> [Activity]
Look below. Copy each line that has "zuuorn" in it.

> [Document page transcript entries]
==========
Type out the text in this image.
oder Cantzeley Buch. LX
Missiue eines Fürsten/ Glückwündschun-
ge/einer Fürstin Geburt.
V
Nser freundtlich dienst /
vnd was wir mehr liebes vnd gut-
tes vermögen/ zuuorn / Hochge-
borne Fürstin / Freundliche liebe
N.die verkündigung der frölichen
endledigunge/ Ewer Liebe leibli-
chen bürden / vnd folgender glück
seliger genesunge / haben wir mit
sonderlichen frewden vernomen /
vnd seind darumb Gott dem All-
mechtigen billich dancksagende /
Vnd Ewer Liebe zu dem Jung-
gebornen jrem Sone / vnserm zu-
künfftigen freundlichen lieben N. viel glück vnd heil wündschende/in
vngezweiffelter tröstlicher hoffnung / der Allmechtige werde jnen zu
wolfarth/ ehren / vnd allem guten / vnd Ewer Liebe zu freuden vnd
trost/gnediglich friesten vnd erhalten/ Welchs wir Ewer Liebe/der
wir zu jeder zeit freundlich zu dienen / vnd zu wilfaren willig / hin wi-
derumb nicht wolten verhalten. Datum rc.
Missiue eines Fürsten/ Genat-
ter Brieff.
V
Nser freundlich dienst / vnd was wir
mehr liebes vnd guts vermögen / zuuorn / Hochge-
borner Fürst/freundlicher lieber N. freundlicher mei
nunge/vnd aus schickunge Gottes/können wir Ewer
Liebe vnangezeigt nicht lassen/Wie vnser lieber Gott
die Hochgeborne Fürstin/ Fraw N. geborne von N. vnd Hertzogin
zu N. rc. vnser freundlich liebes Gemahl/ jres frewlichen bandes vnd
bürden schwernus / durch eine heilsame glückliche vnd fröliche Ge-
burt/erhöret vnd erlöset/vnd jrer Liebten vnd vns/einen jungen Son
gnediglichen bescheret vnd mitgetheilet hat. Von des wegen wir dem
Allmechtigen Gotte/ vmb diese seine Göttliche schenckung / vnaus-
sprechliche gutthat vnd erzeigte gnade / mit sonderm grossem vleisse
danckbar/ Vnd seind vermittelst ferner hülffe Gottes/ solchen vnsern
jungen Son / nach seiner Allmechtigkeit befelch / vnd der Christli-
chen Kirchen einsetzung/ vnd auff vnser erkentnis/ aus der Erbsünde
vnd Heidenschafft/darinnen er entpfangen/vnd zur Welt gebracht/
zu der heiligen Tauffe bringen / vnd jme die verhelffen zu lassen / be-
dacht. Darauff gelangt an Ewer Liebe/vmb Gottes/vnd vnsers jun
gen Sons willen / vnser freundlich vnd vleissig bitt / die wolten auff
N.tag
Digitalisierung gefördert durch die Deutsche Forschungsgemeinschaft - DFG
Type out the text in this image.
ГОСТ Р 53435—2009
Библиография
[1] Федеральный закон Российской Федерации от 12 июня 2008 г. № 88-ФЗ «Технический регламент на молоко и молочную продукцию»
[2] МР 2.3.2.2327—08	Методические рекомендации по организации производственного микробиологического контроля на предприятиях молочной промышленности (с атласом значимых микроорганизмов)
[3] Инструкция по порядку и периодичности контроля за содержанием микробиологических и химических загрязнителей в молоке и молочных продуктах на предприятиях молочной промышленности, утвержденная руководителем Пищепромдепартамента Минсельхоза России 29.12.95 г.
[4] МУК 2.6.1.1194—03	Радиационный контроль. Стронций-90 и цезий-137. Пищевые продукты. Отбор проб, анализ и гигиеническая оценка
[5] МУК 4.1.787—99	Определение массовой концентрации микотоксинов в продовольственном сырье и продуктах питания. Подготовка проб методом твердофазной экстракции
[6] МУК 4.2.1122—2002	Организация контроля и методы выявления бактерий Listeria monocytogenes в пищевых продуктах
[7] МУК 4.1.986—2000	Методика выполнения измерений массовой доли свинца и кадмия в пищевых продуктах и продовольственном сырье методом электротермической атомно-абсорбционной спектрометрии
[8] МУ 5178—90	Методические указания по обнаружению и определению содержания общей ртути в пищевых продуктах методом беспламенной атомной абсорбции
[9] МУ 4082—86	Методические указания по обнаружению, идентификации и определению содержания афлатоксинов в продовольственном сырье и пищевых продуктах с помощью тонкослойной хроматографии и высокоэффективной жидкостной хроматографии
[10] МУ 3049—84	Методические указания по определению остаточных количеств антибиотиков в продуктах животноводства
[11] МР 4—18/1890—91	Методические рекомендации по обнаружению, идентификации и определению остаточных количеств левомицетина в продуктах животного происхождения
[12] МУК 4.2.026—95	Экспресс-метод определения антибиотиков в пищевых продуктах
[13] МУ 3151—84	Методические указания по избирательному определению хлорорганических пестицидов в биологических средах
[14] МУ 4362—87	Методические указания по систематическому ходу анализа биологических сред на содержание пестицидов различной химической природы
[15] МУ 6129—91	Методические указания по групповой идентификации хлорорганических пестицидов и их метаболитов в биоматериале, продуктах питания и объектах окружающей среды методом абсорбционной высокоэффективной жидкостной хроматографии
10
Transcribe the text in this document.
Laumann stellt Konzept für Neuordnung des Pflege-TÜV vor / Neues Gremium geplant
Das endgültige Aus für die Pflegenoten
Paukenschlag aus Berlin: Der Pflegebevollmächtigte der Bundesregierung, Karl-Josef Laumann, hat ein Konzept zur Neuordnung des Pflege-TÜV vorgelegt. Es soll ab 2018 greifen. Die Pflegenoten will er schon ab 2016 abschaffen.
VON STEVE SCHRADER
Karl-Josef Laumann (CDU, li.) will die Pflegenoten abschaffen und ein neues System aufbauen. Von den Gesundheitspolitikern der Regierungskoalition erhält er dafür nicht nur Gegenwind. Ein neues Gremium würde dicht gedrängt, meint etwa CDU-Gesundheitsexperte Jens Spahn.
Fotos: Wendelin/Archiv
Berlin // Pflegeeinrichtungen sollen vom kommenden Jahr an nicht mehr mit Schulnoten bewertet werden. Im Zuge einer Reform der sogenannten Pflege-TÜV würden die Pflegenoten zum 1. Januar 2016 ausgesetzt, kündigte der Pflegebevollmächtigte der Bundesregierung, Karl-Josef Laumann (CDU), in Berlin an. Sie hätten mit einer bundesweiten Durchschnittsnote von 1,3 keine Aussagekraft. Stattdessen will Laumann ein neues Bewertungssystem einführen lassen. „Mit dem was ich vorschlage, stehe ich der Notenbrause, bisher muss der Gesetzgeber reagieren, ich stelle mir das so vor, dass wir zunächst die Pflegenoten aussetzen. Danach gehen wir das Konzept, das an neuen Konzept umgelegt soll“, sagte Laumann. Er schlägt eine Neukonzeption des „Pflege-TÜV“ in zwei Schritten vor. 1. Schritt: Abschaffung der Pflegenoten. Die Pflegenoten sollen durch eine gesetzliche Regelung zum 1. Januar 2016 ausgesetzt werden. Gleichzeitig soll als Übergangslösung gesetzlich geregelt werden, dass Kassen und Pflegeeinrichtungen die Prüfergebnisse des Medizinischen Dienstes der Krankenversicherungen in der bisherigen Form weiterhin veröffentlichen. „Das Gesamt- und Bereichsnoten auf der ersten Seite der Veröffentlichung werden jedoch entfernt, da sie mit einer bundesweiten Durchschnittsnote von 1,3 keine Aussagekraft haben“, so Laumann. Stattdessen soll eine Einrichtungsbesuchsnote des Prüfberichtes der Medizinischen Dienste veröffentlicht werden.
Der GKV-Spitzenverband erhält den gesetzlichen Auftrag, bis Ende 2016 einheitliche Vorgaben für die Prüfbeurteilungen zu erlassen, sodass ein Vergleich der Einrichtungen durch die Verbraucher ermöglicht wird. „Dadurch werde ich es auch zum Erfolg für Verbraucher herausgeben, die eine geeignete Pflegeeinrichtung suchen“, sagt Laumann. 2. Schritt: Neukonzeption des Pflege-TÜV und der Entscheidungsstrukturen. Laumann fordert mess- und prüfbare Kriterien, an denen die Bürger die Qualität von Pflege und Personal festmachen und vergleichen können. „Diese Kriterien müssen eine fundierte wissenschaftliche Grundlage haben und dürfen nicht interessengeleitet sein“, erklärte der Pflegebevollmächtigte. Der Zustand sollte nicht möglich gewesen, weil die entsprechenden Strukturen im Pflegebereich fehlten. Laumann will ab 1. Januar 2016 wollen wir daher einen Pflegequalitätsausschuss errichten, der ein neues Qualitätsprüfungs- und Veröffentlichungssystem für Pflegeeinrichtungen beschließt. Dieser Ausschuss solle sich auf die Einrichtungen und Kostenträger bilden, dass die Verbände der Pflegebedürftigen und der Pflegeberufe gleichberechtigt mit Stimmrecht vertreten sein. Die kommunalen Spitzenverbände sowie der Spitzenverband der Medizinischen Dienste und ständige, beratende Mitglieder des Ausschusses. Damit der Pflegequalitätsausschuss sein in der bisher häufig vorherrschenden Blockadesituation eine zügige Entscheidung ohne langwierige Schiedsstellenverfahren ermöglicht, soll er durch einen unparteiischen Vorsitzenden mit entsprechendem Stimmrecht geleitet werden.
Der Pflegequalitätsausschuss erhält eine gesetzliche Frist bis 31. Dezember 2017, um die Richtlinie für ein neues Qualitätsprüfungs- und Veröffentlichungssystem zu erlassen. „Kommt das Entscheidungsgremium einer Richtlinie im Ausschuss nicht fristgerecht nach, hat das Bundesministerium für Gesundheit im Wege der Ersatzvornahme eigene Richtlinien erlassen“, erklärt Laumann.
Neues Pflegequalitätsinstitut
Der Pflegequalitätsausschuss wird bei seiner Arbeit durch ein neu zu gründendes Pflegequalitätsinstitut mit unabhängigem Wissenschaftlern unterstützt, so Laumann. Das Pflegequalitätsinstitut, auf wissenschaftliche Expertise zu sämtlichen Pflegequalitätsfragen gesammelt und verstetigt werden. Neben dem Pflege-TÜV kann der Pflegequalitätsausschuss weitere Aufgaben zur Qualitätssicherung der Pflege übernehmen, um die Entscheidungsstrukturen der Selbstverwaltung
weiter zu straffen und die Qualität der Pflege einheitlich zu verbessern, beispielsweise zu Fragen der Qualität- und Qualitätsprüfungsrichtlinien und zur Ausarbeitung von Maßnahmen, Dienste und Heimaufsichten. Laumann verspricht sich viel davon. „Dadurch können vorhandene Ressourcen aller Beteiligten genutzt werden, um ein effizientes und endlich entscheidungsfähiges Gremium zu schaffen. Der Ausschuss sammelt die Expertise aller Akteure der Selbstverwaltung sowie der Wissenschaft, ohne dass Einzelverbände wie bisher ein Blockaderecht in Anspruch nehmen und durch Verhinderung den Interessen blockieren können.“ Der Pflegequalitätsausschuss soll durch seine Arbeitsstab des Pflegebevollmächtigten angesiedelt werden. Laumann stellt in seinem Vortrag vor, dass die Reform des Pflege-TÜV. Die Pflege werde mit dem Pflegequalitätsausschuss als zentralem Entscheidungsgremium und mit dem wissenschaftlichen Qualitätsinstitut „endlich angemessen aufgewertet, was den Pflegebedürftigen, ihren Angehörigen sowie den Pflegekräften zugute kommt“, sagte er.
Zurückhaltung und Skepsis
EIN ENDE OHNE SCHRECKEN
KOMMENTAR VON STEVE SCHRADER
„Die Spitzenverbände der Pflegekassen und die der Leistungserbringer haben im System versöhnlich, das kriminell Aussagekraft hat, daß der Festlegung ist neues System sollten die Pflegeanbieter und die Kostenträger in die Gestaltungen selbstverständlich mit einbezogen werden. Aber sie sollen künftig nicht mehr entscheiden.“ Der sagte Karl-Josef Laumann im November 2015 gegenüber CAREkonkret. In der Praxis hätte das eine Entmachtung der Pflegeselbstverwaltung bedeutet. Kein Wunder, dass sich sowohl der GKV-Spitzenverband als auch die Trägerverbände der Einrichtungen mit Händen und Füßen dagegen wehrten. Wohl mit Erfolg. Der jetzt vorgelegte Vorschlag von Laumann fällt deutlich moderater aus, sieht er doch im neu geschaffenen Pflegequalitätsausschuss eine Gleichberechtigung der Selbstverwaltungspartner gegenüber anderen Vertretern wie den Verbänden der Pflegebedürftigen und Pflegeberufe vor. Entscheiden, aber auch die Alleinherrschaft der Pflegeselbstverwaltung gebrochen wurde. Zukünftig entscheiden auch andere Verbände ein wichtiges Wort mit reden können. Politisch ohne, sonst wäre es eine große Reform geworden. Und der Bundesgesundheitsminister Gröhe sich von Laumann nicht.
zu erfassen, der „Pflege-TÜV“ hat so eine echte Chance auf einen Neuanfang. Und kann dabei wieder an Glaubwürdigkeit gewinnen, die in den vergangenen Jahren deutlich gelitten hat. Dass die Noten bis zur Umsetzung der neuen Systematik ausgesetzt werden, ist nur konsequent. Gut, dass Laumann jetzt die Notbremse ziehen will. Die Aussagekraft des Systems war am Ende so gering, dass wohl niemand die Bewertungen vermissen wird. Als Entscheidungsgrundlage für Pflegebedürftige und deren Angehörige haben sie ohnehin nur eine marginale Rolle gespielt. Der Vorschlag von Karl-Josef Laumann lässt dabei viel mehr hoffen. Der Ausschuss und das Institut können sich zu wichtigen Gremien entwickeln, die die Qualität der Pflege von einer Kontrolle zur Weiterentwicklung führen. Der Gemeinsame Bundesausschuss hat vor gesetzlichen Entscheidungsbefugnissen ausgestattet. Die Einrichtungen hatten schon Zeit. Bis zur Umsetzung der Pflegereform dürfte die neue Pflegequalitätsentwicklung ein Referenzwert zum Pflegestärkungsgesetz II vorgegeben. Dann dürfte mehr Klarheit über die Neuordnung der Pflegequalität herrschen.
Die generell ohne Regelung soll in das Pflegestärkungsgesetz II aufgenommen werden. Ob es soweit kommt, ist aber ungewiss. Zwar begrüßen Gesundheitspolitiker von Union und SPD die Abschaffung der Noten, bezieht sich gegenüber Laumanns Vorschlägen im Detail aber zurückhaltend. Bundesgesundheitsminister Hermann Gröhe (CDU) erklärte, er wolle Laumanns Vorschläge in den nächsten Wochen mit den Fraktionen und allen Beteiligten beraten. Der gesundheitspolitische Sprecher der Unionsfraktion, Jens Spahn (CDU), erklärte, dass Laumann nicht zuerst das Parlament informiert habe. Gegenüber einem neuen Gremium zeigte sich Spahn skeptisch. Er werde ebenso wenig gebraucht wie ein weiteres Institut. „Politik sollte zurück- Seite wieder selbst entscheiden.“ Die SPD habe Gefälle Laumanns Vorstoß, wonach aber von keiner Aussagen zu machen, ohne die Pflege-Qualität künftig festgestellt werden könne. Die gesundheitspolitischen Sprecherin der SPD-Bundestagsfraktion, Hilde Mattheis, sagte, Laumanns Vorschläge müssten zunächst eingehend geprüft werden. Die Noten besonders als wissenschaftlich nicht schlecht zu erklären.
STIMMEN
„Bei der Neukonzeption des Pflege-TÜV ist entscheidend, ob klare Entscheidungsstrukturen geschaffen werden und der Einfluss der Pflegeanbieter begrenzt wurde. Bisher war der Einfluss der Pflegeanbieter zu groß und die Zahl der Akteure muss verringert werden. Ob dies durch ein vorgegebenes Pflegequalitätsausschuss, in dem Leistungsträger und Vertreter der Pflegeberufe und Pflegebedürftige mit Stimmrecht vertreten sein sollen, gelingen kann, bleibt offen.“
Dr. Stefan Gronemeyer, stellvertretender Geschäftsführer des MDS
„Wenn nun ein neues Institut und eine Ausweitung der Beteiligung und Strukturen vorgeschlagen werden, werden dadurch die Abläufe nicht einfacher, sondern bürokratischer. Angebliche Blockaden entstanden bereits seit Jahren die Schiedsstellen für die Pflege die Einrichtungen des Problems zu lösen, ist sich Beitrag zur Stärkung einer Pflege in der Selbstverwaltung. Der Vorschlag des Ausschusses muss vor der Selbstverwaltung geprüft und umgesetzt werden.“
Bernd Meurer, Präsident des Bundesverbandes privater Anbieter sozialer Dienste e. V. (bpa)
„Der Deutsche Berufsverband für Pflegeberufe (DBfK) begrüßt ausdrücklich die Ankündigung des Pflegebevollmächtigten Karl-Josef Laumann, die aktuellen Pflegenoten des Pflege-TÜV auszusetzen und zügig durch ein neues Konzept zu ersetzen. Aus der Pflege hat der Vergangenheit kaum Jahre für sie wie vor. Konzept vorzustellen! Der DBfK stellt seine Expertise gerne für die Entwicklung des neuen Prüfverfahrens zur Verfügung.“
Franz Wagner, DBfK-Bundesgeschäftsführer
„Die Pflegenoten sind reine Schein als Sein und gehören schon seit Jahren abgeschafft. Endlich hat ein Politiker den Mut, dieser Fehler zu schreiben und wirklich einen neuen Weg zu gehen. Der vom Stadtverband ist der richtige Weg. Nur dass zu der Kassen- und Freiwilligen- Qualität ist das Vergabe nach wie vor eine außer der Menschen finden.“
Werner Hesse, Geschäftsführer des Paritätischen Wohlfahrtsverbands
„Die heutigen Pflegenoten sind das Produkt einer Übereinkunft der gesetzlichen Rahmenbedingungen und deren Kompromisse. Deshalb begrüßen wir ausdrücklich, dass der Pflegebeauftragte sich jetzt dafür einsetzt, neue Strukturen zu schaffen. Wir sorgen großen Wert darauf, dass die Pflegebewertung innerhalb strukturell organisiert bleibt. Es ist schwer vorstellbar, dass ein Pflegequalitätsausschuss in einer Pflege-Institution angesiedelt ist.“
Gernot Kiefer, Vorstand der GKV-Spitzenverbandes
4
==========
> [Your response]
tes vermögen/ zuuorn / Hochge-
mehr liebes vnd guts vermögen / zuuorn / Hochge-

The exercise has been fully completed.